Records follow. Pull out every line that contains "name".
═════ Working data ═════
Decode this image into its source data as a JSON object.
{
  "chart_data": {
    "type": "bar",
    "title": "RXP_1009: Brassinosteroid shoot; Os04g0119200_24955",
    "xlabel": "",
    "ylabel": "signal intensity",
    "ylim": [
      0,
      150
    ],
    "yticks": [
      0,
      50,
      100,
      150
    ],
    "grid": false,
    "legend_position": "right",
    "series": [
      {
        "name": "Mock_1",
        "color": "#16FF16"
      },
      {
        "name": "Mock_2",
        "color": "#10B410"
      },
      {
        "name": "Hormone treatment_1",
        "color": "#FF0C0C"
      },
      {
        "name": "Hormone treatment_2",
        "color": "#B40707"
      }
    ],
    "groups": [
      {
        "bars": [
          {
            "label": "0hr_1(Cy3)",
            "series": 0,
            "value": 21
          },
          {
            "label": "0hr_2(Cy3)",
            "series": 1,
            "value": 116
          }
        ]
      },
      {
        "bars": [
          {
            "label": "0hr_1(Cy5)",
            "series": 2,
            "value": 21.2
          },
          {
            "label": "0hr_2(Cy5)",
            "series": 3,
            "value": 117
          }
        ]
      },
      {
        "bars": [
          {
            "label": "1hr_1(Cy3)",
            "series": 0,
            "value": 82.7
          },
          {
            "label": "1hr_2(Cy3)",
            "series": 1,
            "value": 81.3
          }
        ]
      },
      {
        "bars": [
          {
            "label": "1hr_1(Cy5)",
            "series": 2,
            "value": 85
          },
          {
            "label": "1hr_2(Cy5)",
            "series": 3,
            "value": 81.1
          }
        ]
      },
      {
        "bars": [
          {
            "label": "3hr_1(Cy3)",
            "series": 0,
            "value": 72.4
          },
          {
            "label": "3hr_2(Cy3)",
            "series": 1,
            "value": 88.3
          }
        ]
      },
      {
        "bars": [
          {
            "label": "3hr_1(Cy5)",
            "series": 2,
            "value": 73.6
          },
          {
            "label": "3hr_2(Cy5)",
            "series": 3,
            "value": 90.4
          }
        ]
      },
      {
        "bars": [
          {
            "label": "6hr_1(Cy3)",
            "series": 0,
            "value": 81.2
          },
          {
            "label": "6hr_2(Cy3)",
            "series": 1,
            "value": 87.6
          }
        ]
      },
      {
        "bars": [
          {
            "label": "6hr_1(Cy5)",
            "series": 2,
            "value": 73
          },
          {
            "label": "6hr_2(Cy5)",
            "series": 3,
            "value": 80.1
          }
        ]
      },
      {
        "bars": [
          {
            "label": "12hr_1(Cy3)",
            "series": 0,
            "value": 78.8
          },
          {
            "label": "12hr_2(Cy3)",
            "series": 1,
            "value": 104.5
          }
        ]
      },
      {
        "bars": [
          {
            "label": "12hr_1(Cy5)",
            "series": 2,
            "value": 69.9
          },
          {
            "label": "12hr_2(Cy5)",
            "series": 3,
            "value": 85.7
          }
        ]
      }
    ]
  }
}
═════
Result of the exercise:
        "name": "Mock_1",
        "name": "Mock_2",
        "name": "Hormone treatment_1",
        "name": "Hormone treatment_2",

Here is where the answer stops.